Exercise material
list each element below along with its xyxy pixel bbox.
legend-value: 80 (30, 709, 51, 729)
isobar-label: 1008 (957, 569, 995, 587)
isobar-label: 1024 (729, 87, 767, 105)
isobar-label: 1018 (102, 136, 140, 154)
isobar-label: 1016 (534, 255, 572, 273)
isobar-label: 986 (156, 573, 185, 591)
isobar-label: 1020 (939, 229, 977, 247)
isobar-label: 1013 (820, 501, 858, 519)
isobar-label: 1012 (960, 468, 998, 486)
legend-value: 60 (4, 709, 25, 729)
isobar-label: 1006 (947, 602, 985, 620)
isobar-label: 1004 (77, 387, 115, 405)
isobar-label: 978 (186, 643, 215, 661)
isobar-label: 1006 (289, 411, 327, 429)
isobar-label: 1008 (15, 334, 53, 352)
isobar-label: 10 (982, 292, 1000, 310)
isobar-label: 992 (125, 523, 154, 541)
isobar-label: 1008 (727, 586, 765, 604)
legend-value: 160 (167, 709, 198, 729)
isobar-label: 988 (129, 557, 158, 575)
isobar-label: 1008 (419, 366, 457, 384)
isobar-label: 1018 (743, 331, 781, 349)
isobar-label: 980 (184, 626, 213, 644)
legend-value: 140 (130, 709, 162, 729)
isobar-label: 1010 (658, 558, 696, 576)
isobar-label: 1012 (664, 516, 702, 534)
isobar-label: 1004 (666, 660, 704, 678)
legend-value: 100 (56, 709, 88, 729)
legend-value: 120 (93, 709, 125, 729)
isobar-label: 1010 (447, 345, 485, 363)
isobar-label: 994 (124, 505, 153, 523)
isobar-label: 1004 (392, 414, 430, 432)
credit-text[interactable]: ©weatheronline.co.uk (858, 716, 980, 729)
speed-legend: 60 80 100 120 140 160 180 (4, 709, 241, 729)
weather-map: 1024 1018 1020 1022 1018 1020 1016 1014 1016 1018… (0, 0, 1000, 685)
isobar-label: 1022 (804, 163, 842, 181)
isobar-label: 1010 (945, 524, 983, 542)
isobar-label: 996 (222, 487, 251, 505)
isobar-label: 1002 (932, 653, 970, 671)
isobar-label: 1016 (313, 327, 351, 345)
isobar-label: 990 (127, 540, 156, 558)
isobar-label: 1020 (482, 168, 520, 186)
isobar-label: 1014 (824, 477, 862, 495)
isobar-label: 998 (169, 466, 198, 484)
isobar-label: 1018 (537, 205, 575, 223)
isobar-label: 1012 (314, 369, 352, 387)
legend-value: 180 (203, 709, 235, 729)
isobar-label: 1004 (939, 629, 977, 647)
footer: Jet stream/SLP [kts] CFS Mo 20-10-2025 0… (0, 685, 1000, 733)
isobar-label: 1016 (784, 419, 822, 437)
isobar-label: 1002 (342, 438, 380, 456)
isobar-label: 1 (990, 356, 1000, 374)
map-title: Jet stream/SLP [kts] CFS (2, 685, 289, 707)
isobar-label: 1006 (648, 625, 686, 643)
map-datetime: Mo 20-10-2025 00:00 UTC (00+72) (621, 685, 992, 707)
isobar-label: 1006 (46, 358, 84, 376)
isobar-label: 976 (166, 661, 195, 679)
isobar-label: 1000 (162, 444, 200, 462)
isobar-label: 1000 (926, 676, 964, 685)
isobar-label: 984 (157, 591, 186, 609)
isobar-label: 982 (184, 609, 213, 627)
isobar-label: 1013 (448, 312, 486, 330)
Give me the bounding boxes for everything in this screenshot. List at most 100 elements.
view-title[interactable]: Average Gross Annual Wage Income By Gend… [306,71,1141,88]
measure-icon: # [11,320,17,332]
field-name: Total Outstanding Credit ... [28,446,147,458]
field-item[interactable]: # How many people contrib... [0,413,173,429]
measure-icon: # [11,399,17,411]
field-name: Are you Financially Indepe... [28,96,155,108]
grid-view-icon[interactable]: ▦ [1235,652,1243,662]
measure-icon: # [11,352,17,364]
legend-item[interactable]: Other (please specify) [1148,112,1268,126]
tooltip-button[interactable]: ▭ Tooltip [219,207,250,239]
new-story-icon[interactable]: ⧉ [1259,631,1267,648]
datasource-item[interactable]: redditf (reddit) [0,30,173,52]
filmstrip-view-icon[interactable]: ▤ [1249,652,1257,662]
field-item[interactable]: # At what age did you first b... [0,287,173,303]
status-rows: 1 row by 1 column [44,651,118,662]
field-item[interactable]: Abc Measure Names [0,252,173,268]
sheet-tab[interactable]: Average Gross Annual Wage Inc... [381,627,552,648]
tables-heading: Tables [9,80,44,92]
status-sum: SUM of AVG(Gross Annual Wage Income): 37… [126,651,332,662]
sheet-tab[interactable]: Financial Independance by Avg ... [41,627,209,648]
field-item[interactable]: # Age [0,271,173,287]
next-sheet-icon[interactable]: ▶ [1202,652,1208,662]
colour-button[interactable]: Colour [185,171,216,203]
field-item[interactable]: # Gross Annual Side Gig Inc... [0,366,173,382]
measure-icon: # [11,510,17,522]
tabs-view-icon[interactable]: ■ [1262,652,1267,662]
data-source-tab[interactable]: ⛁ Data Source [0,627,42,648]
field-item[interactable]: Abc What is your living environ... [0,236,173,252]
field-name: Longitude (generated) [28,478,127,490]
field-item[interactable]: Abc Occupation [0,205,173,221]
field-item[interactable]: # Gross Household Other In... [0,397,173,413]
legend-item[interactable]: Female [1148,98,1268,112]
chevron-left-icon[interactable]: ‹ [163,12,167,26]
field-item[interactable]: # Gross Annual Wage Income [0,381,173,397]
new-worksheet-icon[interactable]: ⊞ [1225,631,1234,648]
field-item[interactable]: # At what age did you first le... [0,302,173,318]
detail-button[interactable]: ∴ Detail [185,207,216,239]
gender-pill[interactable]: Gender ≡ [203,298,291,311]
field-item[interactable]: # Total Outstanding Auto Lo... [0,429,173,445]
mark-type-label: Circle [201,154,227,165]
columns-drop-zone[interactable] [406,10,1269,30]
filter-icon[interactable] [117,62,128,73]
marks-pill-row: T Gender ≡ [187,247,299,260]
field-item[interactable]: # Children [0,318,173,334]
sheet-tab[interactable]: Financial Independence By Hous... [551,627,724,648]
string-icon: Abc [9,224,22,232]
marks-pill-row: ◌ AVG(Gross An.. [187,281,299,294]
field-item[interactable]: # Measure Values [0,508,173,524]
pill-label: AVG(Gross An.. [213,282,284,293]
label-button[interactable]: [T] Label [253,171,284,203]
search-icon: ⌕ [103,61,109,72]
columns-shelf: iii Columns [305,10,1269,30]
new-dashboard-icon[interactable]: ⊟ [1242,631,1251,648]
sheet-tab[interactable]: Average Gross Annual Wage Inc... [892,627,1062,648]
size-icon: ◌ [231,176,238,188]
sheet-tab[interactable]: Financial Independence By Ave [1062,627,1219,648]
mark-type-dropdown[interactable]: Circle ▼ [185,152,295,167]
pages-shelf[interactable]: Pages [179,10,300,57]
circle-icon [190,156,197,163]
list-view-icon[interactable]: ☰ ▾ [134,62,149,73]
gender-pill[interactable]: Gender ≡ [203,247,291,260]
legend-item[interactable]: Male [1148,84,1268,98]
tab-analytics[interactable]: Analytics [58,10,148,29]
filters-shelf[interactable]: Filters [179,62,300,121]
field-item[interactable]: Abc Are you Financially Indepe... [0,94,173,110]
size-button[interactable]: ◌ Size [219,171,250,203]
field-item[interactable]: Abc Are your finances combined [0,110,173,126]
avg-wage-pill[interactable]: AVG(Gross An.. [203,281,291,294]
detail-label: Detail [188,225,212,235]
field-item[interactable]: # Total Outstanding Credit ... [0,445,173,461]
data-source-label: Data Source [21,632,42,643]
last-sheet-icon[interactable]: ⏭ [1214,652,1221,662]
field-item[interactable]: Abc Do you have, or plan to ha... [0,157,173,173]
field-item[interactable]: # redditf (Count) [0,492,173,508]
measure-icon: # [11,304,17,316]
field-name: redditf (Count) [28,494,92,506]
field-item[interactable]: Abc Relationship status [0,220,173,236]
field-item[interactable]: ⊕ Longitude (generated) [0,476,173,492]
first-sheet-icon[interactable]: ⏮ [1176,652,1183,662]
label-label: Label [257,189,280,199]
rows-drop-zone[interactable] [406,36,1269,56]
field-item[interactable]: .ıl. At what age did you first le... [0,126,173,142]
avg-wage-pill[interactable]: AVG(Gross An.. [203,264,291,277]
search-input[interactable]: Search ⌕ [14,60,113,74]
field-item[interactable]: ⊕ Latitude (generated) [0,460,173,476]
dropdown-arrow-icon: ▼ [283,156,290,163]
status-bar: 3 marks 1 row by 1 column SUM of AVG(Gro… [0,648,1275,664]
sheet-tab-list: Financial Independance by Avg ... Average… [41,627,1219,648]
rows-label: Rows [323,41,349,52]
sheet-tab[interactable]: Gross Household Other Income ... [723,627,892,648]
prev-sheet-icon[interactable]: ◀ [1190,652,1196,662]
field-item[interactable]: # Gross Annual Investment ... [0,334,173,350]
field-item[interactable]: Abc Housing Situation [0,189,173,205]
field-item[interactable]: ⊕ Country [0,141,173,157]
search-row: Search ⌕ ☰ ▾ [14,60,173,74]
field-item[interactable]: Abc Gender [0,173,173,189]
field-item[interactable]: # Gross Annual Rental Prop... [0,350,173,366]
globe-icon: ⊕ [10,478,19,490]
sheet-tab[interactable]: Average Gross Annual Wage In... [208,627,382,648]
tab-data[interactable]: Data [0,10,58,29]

Do this
Return each line of the records that contains the string "columns". Case counts.

Written answer
columns-drop-zone[interactable] [406,10,1269,30]
columns-shelf: iii Columns [305,10,1269,30]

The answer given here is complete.